##### Data provided #####
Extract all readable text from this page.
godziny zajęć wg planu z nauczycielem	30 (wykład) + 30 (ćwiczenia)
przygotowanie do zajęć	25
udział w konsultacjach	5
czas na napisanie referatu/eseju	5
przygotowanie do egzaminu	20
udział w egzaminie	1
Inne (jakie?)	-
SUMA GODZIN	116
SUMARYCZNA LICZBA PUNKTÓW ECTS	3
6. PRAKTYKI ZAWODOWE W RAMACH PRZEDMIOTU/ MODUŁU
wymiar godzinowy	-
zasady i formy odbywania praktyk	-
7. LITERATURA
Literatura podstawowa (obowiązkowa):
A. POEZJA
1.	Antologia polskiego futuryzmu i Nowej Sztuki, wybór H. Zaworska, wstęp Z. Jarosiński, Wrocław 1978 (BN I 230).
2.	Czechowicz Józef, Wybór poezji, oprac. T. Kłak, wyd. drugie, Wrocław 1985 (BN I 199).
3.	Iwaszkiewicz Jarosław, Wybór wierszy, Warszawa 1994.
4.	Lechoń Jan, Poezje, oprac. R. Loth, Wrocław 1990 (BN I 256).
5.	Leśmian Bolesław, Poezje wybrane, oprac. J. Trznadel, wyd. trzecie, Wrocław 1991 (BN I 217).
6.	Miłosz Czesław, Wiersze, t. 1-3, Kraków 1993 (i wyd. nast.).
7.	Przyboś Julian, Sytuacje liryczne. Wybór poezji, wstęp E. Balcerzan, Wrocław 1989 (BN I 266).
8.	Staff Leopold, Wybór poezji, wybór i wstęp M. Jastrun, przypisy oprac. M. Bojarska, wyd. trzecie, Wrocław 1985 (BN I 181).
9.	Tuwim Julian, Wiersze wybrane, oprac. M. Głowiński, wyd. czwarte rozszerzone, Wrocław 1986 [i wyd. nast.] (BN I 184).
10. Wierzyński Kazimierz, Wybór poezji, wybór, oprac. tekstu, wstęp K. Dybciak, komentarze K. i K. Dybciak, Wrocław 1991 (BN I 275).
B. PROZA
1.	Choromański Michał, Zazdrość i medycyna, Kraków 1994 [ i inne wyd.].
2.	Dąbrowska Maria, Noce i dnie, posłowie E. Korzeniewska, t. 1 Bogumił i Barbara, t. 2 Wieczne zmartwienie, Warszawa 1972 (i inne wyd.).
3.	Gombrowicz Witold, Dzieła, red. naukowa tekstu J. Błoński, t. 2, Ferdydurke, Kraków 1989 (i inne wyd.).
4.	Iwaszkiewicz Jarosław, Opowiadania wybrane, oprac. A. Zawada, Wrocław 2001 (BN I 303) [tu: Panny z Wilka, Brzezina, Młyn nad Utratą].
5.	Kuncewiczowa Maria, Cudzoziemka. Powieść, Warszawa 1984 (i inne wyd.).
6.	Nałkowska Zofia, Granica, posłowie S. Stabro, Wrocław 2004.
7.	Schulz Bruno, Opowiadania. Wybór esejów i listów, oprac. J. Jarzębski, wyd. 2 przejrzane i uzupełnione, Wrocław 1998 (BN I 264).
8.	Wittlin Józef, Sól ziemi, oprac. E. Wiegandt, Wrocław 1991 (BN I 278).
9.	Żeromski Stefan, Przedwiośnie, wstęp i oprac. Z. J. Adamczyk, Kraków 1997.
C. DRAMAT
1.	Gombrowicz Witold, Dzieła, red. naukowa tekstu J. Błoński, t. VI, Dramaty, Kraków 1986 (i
#####
◆ Work required: Copy out each record, keeping every word as it is.

◆ Task result:
Extract all readable text from this page.
godziny zajęć wg planu z nauczycielem	30 (wykład) + 30 (ćwiczenia)
przygotowanie do zajęć	25
udział w konsultacjach	5
czas na napisanie referatu/eseju	5
przygotowanie do egzaminu	20
udział w egzaminie	1
Inne (jakie?)	-
SUMA GODZIN	116
SUMARYCZNA LICZBA PUNKTÓW ECTS	3
6. PRAKTYKI ZAWODOWE W RAMACH PRZEDMIOTU/ MODUŁU
wymiar godzinowy	-
zasady i formy odbywania praktyk	-
7. LITERATURA
Literatura podstawowa (obowiązkowa):
A. POEZJA
1.	Antologia polskiego futuryzmu i Nowej Sztuki, wybór H. Zaworska, wstęp Z. Jarosiński, Wrocław 1978 (BN I 230).
2.	Czechowicz Józef, Wybór poezji, oprac. T. Kłak, wyd. drugie, Wrocław 1985 (BN I 199).
3.	Iwaszkiewicz Jarosław, Wybór wierszy, Warszawa 1994.
4.	Lechoń Jan, Poezje, oprac. R. Loth, Wrocław 1990 (BN I 256).
5.	Leśmian Bolesław, Poezje wybrane, oprac. J. Trznadel, wyd. trzecie, Wrocław 1991 (BN I 217).
6.	Miłosz Czesław, Wiersze, t. 1-3, Kraków 1993 (i wyd. nast.).
7.	Przyboś Julian, Sytuacje liryczne. Wybór poezji, wstęp E. Balcerzan, Wrocław 1989 (BN I 266).
8.	Staff Leopold, Wybór poezji, wybór i wstęp M. Jastrun, przypisy oprac. M. Bojarska, wyd. trzecie, Wrocław 1985 (BN I 181).
9.	Tuwim Julian, Wiersze wybrane, oprac. M. Głowiński, wyd. czwarte rozszerzone, Wrocław 1986 [i wyd. nast.] (BN I 184).
10. Wierzyński Kazimierz, Wybór poezji, wybór, oprac. tekstu, wstęp K. Dybciak, komentarze K. i K. Dybciak, Wrocław 1991 (BN I 275).
B. PROZA
1.	Choromański Michał, Zazdrość i medycyna, Kraków 1994 [ i inne wyd.].
2.	Dąbrowska Maria, Noce i dnie, posłowie E. Korzeniewska, t. 1 Bogumił i Barbara, t. 2 Wieczne zmartwienie, Warszawa 1972 (i inne wyd.).
3.	Gombrowicz Witold, Dzieła, red. naukowa tekstu J. Błoński, t. 2, Ferdydurke, Kraków 1989 (i inne wyd.).
4.	Iwaszkiewicz Jarosław, Opowiadania wybrane, oprac. A. Zawada, Wrocław 2001 (BN I 303) [tu: Panny z Wilka, Brzezina, Młyn nad Utratą].
5.	Kuncewiczowa Maria, Cudzoziemka. Powieść, Warszawa 1984 (i inne wyd.).
6.	Nałkowska Zofia, Granica, posłowie S. Stabro, Wrocław 2004.
7.	Schulz Bruno, Opowiadania. Wybór esejów i listów, oprac. J. Jarzębski, wyd. 2 przejrzane i uzupełnione, Wrocław 1998 (BN I 264).
8.	Wittlin Józef, Sól ziemi, oprac. E. Wiegandt, Wrocław 1991 (BN I 278).
9.	Żeromski Stefan, Przedwiośnie, wstęp i oprac. Z. J. Adamczyk, Kraków 1997.
C. DRAMAT
1.	Gombrowicz Witold, Dzieła, red. naukowa tekstu J. Błoński, t. VI, Dramaty, Kraków 1986 (i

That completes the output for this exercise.